Begin

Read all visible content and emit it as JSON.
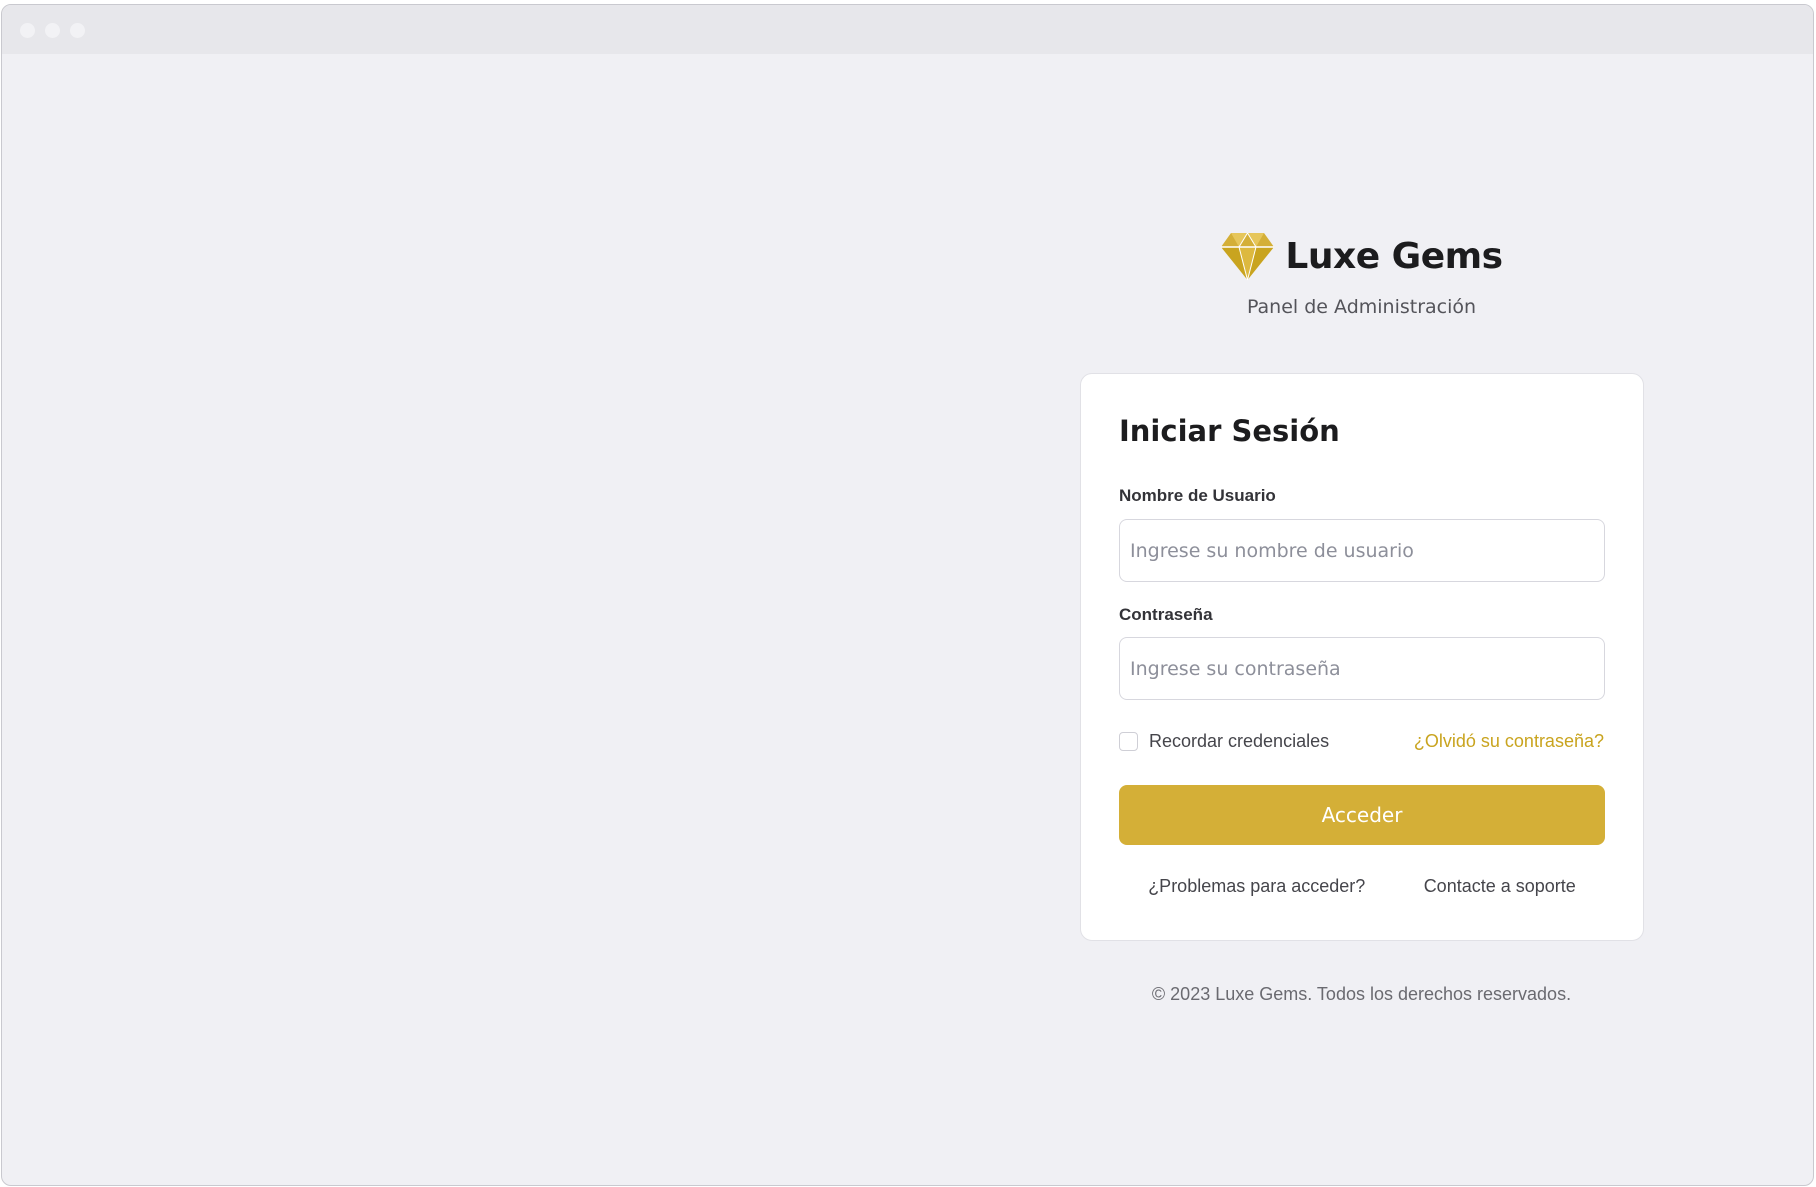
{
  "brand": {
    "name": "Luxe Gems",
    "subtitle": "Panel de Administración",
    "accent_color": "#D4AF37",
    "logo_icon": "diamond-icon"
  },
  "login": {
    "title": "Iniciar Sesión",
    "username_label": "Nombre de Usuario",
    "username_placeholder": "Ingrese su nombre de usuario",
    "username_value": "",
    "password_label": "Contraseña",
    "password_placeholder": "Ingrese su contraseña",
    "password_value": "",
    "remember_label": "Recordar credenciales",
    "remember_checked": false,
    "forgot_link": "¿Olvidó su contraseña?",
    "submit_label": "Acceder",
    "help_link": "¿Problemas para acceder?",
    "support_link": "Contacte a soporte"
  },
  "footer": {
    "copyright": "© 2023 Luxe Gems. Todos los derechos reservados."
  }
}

End

→ **Task description**
Only the number is needed here: how many lines of the records contain "Gems"?

→ **Result of the task**
2